▶ Source records:
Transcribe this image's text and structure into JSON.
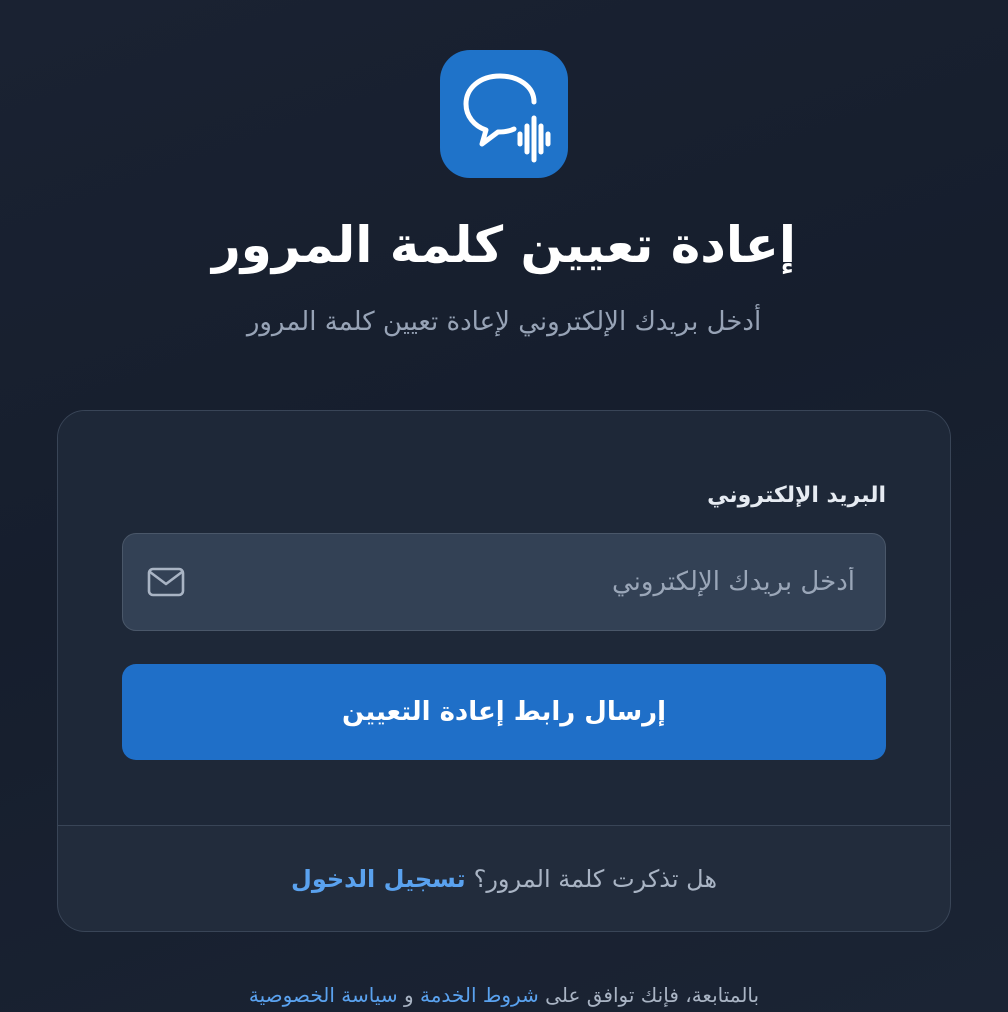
{
  "header": {
    "logo_icon": "chat-bubble-sound-wave-icon",
    "title": "إعادة تعيين كلمة المرور",
    "subtitle": "أدخل بريدك الإلكتروني لإعادة تعيين كلمة المرور"
  },
  "form": {
    "email_label": "البريد الإلكتروني",
    "email_placeholder": "أدخل بريدك الإلكتروني",
    "email_value": "",
    "email_icon": "mail-icon",
    "submit_label": "إرسال رابط إعادة التعيين"
  },
  "footer": {
    "question": "هل تذكرت كلمة المرور؟",
    "login_link": "تسجيل الدخول"
  },
  "legal": {
    "prefix": "بالمتابعة، فإنك توافق على",
    "terms_link": "شروط الخدمة",
    "conjunction": "و",
    "privacy_link": "سياسة الخصوصية"
  },
  "colors": {
    "accent": "#1f6fc8",
    "link": "#5aa2ef",
    "background": "#1a2232"
  }
}
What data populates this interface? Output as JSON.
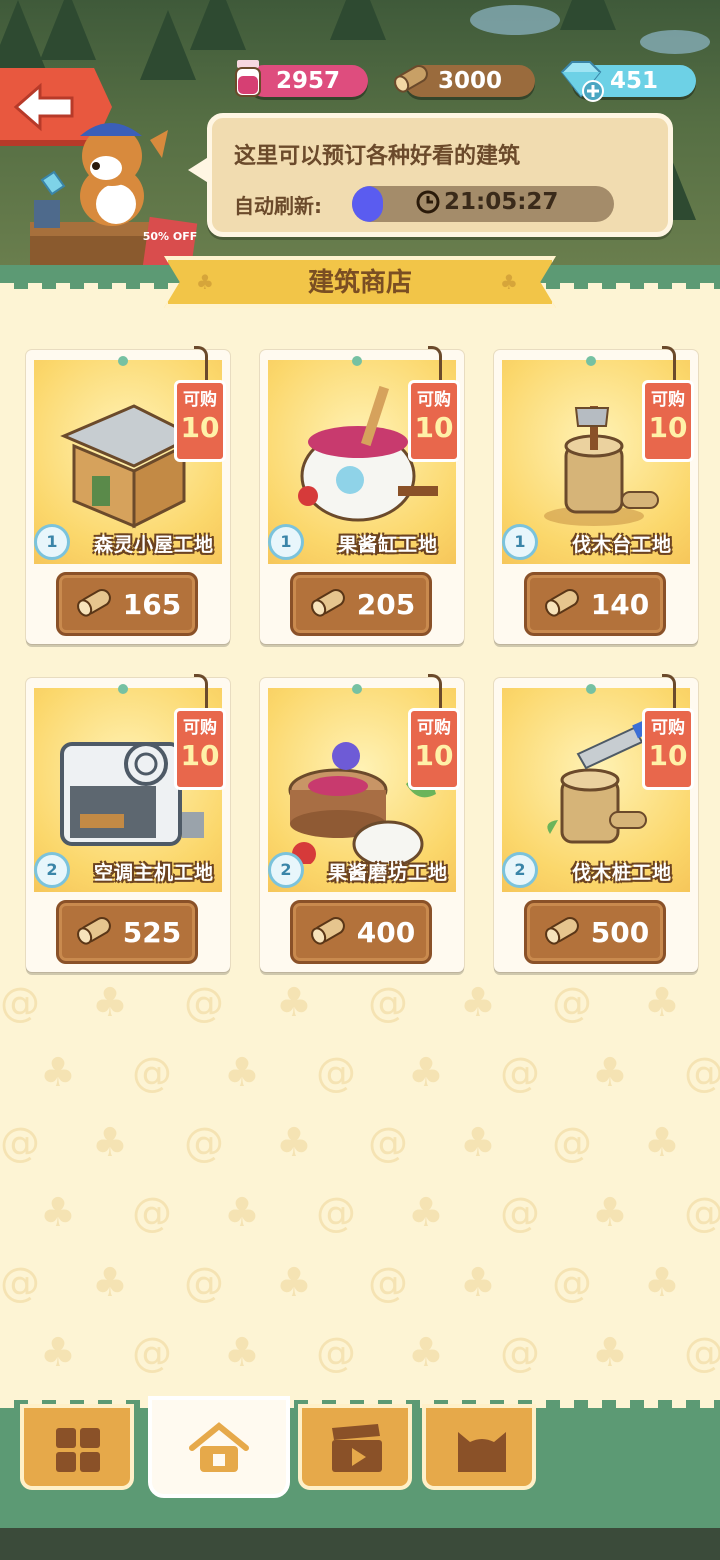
{
  "currencies": {
    "jam": "2957",
    "wood": "3000",
    "gems": "451"
  },
  "bubble": {
    "text": "这里可以预订各种好看的建筑",
    "refresh_label": "自动刷新:",
    "timer": "21:05:27",
    "timer_progress": 0.12
  },
  "sale_sign": "50% OFF",
  "shop_title": "建筑商店",
  "tag_label": "可购",
  "items": [
    {
      "name": "森灵小屋工地",
      "level": "1",
      "count": "10",
      "price": "165"
    },
    {
      "name": "果酱缸工地",
      "level": "1",
      "count": "10",
      "price": "205"
    },
    {
      "name": "伐木台工地",
      "level": "1",
      "count": "10",
      "price": "140"
    },
    {
      "name": "空调主机工地",
      "level": "2",
      "count": "10",
      "price": "525"
    },
    {
      "name": "果酱磨坊工地",
      "level": "2",
      "count": "10",
      "price": "400"
    },
    {
      "name": "伐木桩工地",
      "level": "2",
      "count": "10",
      "price": "500"
    }
  ],
  "nav": {
    "tabs": [
      "grid-icon",
      "home-icon",
      "clapper-icon",
      "cat-icon"
    ],
    "active": "home-icon"
  },
  "colors": {
    "accent_green": "#5c9a74",
    "jam": "#de4d7e",
    "wood": "#9a6b3d",
    "gem": "#6dd1e6",
    "tag": "#e8674c"
  }
}
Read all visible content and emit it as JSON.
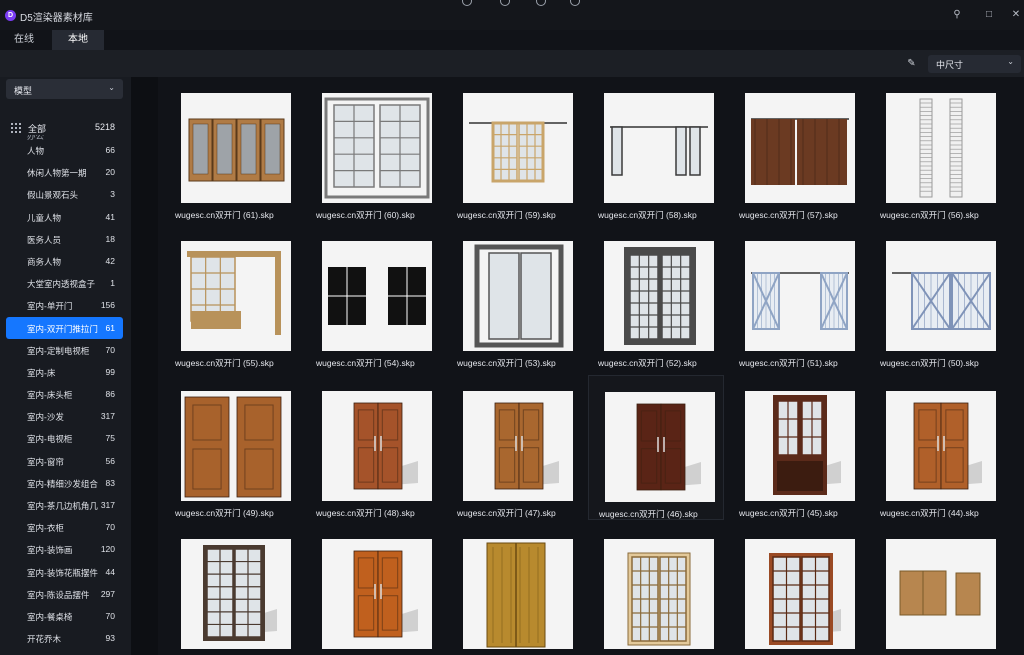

▶ JOB: Copy out each line of the listing that holds "price".

▶ SOLUTION TO THE EXERCISE:
      "price": "165"
      "price": "205"
      "price": "140"
      "price": "525"
      "price": "400"
      "price": "500"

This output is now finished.